━━━━━ Exercise inputs ━━━━━

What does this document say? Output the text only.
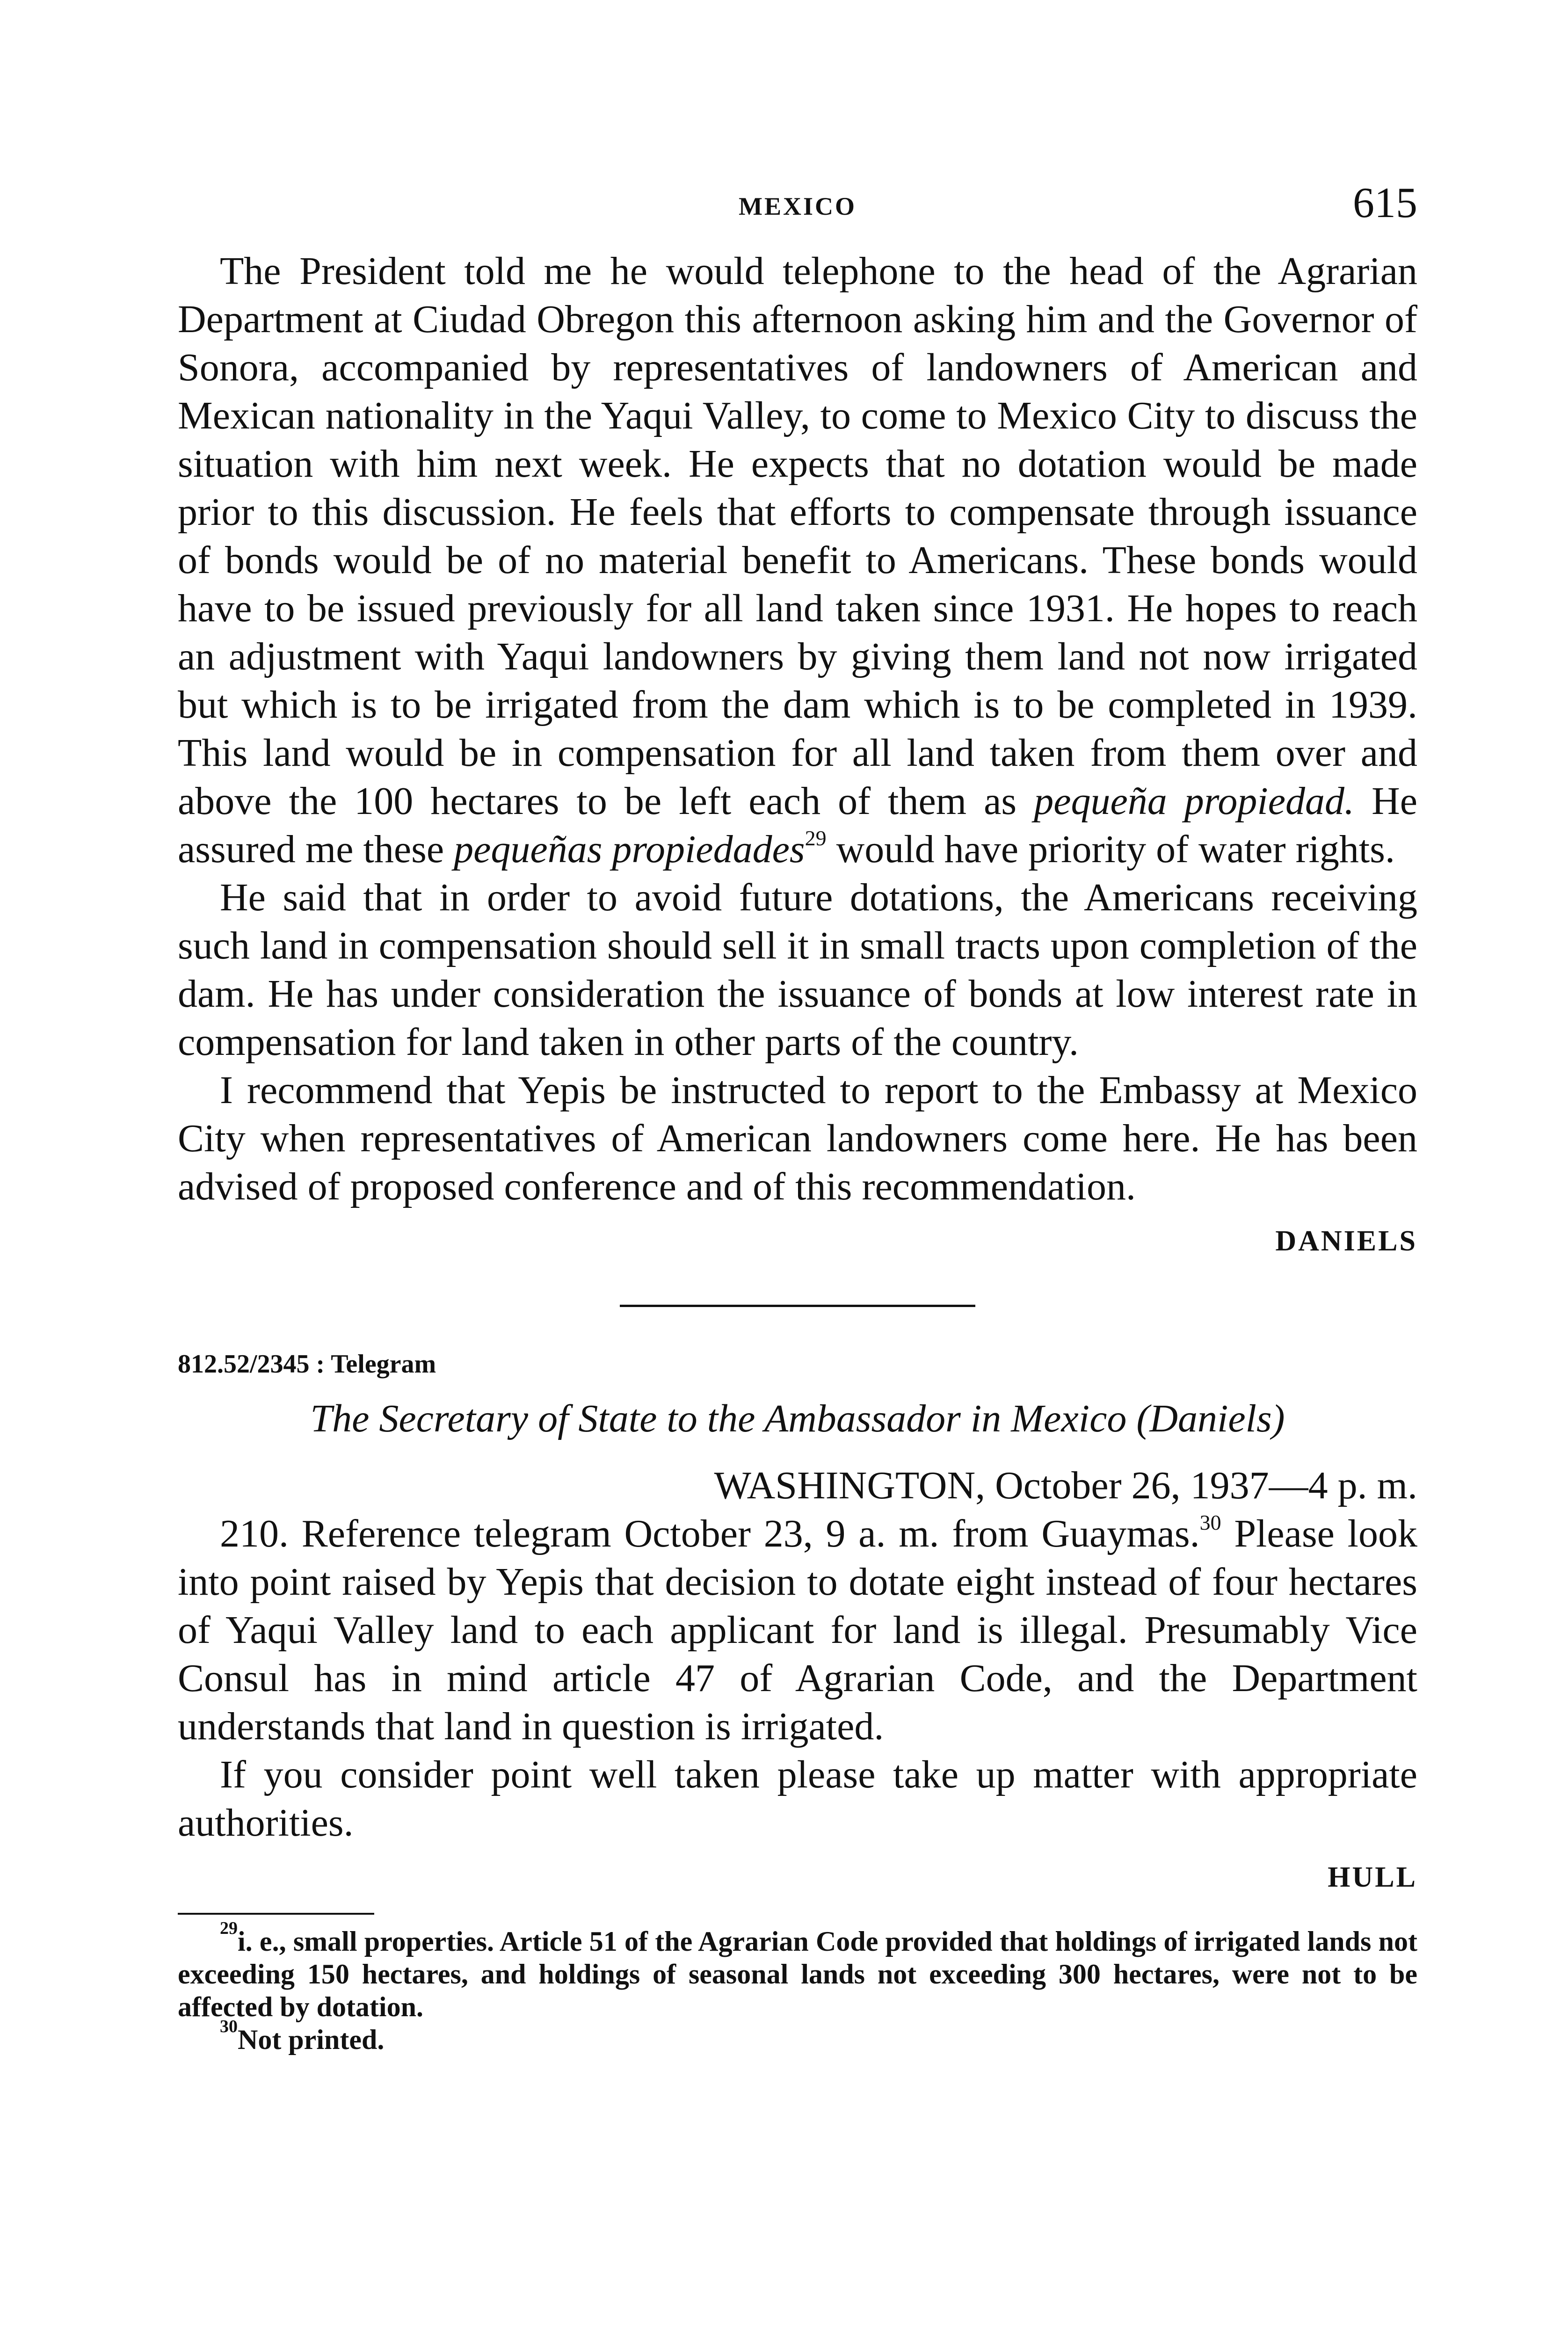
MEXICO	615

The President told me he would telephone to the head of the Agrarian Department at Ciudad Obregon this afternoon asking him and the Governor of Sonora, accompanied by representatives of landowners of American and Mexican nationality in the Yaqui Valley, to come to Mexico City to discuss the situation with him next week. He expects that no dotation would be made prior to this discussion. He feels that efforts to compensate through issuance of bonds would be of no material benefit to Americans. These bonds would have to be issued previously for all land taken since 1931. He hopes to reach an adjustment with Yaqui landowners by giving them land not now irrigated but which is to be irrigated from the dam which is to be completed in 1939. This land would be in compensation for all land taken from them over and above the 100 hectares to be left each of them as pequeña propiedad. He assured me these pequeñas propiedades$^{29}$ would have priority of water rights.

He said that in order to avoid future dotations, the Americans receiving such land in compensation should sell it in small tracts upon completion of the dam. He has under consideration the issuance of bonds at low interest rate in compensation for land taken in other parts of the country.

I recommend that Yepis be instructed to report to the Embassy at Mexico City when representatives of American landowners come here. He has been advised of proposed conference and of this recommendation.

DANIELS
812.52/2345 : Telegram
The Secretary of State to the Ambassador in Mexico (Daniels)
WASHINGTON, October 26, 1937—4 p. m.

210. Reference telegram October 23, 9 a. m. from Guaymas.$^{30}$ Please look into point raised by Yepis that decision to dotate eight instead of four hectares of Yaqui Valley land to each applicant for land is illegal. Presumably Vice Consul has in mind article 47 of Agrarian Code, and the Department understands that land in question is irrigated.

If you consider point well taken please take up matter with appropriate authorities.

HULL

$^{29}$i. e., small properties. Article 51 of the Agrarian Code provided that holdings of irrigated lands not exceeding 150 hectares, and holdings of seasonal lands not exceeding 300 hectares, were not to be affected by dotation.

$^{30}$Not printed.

━━━━━

> **Aim**:
In your copy, repeat each record exactly and include no pictures.

> **Exercise solution**:
What does this document say? Output the text only.
MEXICO	615

The President told me he would telephone to the head of the Agrarian Department at Ciudad Obregon this afternoon asking him and the Governor of Sonora, accompanied by representatives of landowners of American and Mexican nationality in the Yaqui Valley, to come to Mexico City to discuss the situation with him next week. He expects that no dotation would be made prior to this discussion. He feels that efforts to compensate through issuance of bonds would be of no material benefit to Americans. These bonds would have to be issued previously for all land taken since 1931. He hopes to reach an adjustment with Yaqui landowners by giving them land not now irrigated but which is to be irrigated from the dam which is to be completed in 1939. This land would be in compensation for all land taken from them over and above the 100 hectares to be left each of them as pequeña propiedad. He assured me these pequeñas propiedades$^{29}$ would have priority of water rights.

He said that in order to avoid future dotations, the Americans receiving such land in compensation should sell it in small tracts upon completion of the dam. He has under consideration the issuance of bonds at low interest rate in compensation for land taken in other parts of the country.

I recommend that Yepis be instructed to report to the Embassy at Mexico City when representatives of American landowners come here. He has been advised of proposed conference and of this recommendation.

DANIELS
812.52/2345 : Telegram
The Secretary of State to the Ambassador in Mexico (Daniels)
WASHINGTON, October 26, 1937—4 p. m.

210. Reference telegram October 23, 9 a. m. from Guaymas.$^{30}$ Please look into point raised by Yepis that decision to dotate eight instead of four hectares of Yaqui Valley land to each applicant for land is illegal. Presumably Vice Consul has in mind article 47 of Agrarian Code, and the Department understands that land in question is irrigated.

If you consider point well taken please take up matter with appropriate authorities.

HULL

$^{29}$i. e., small properties. Article 51 of the Agrarian Code provided that holdings of irrigated lands not exceeding 150 hectares, and holdings of seasonal lands not exceeding 300 hectares, were not to be affected by dotation.

$^{30}$Not printed.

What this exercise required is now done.